§ **Exercise objective**: Find how many lines in the data below include the word "perpetual", then write only that number.
--- Start of Extracted entries ---
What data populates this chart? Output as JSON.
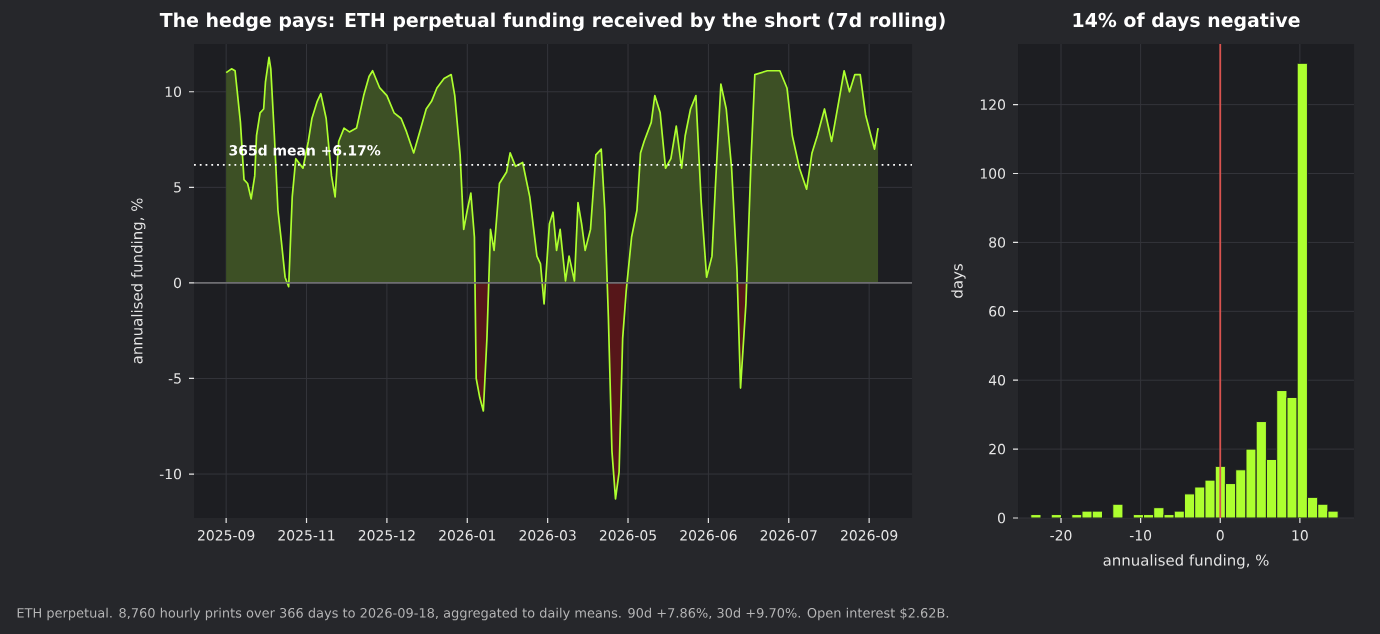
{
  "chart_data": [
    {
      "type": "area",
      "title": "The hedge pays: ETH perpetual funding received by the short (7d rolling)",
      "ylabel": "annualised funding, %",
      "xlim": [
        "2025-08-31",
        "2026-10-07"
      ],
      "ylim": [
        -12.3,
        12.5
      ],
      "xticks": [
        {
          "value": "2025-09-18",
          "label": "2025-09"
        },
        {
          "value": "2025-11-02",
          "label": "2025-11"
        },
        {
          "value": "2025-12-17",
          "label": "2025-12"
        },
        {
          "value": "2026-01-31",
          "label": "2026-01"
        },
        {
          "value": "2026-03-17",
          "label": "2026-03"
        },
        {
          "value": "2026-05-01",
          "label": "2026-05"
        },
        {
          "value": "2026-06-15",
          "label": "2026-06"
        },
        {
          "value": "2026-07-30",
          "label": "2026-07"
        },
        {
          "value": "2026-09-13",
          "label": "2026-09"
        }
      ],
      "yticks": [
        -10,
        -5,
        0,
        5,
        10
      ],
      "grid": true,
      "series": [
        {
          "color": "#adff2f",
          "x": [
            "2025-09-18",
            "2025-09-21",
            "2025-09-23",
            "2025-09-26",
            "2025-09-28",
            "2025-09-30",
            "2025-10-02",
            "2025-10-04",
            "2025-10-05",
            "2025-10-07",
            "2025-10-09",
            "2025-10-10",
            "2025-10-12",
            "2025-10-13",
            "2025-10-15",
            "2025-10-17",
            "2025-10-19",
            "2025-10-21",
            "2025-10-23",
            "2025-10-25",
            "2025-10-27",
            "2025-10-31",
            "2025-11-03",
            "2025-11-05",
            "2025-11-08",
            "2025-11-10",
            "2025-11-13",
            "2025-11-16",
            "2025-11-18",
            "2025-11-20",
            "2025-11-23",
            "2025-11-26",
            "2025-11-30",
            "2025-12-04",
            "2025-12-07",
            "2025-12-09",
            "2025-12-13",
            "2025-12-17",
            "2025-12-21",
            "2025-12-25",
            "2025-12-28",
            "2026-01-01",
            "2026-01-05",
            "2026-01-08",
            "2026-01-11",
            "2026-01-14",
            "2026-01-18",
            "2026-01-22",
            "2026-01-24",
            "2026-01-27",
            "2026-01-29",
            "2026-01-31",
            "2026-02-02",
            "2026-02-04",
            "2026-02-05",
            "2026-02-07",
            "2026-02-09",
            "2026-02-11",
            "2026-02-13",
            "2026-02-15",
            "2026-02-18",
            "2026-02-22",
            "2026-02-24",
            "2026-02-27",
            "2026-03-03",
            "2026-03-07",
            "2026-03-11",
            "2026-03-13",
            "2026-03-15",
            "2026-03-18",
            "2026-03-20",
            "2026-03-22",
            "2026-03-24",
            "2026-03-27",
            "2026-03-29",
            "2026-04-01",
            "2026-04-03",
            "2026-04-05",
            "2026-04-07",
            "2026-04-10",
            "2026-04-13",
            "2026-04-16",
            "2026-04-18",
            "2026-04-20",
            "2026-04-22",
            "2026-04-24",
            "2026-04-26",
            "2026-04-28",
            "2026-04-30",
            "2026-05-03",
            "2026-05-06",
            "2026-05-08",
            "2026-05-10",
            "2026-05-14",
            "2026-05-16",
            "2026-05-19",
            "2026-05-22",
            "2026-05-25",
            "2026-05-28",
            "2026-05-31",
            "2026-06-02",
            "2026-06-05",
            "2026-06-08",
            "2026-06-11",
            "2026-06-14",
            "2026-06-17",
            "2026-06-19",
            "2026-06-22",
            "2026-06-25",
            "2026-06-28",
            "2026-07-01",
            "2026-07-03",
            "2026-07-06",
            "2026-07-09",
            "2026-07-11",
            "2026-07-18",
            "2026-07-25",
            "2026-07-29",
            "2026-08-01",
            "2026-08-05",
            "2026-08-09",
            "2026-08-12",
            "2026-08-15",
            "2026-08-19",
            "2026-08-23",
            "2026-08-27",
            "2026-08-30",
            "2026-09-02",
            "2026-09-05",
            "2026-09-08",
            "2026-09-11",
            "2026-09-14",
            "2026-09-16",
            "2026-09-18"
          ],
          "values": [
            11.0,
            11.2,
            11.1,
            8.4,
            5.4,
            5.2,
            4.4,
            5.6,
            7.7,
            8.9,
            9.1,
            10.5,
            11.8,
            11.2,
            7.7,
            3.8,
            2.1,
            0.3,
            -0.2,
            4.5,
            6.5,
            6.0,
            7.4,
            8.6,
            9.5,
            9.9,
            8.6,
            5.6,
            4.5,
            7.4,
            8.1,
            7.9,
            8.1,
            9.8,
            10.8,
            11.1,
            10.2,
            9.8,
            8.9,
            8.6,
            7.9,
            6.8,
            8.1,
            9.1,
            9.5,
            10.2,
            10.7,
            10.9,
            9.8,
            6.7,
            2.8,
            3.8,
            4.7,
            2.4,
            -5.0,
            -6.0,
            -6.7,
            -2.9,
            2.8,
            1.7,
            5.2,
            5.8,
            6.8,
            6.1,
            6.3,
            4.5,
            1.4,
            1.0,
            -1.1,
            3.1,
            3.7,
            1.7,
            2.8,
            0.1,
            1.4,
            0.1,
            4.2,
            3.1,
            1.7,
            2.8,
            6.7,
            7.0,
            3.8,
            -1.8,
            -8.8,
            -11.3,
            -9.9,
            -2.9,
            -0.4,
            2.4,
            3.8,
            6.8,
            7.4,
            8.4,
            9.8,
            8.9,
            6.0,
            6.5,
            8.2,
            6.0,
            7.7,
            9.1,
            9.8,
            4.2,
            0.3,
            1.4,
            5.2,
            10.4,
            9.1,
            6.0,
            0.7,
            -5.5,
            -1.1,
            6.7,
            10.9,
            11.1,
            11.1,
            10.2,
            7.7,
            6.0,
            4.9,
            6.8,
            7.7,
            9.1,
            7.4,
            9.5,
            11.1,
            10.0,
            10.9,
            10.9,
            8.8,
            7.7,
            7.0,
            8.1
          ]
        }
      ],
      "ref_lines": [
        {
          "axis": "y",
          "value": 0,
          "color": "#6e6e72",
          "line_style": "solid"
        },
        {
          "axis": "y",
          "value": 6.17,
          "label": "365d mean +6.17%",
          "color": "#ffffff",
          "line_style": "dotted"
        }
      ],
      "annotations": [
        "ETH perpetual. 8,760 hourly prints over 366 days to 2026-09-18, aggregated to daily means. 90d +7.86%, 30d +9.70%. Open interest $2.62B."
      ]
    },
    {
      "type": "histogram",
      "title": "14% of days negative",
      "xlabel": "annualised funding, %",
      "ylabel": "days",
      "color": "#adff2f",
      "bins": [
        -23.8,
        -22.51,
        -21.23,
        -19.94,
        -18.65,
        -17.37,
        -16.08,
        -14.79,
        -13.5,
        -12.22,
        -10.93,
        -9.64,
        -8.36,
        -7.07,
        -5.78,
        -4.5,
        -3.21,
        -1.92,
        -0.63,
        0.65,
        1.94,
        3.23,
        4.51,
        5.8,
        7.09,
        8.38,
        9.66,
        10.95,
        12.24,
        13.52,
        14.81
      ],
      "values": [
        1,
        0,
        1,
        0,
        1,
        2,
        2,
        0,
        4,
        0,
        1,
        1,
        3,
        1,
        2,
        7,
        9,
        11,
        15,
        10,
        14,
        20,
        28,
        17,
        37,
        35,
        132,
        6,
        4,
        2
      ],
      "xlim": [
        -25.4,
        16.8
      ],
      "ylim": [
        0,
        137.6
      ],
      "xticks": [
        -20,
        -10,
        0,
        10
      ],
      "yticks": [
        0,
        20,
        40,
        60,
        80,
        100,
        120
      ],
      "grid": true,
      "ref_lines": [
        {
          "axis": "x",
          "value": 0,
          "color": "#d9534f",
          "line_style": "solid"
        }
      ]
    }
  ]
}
--- End of Extracted entries ---
§ **Answer to the problem**: 2